═════ Data excerpts ═════

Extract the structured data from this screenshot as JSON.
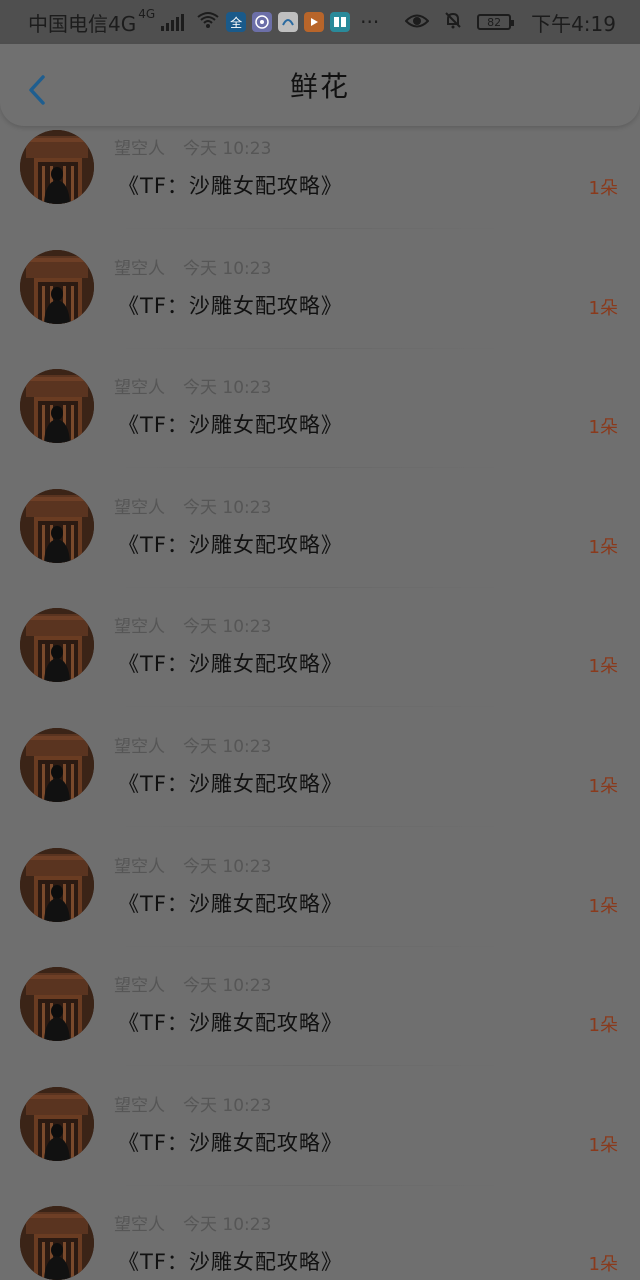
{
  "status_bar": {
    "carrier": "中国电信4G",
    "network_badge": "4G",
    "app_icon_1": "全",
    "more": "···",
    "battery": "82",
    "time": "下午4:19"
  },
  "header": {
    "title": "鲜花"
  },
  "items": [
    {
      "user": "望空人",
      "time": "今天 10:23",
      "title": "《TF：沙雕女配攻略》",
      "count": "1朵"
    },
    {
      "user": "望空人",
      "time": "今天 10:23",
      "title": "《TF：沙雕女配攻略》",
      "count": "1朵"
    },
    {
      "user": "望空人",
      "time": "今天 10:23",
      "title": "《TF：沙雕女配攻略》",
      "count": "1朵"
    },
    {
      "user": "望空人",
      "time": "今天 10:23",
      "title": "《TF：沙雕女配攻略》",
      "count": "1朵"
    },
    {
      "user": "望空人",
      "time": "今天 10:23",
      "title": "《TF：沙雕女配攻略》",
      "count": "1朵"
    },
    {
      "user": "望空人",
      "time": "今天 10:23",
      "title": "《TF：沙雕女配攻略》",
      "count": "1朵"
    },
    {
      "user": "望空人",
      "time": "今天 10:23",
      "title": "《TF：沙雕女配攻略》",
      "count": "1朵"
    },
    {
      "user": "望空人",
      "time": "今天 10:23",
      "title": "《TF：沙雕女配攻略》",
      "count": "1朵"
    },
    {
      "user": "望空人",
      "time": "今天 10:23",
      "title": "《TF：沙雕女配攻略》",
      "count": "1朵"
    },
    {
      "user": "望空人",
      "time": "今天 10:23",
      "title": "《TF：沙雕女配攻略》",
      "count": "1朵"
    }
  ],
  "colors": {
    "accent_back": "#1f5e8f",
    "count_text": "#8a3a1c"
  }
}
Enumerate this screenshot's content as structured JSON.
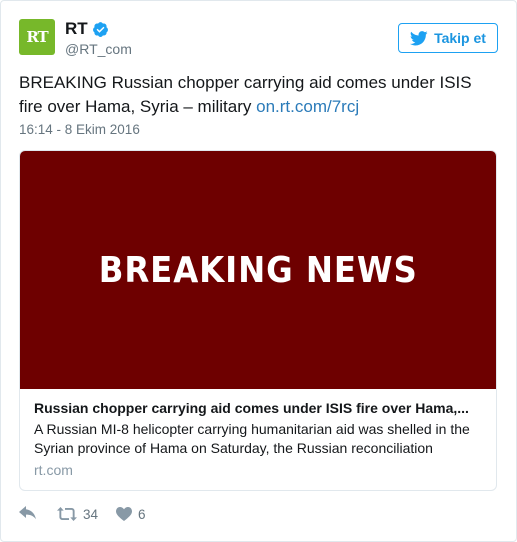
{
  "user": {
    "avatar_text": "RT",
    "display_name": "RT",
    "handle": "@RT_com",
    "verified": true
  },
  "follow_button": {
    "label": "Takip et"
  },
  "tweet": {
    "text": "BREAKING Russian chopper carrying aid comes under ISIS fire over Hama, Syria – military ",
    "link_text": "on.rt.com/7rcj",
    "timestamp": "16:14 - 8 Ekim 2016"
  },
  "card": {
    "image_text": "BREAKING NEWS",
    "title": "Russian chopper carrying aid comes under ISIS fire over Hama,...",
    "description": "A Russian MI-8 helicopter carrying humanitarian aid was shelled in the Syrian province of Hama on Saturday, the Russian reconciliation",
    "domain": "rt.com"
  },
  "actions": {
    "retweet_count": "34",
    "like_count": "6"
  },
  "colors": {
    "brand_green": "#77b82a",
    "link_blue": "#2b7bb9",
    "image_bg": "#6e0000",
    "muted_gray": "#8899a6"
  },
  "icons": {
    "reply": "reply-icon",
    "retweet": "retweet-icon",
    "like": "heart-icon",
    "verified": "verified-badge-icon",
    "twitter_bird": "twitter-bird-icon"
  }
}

═════

*Brief*
The answer is a single number, the count of lines in the records that contain the string "over".

*Exercise answer*
2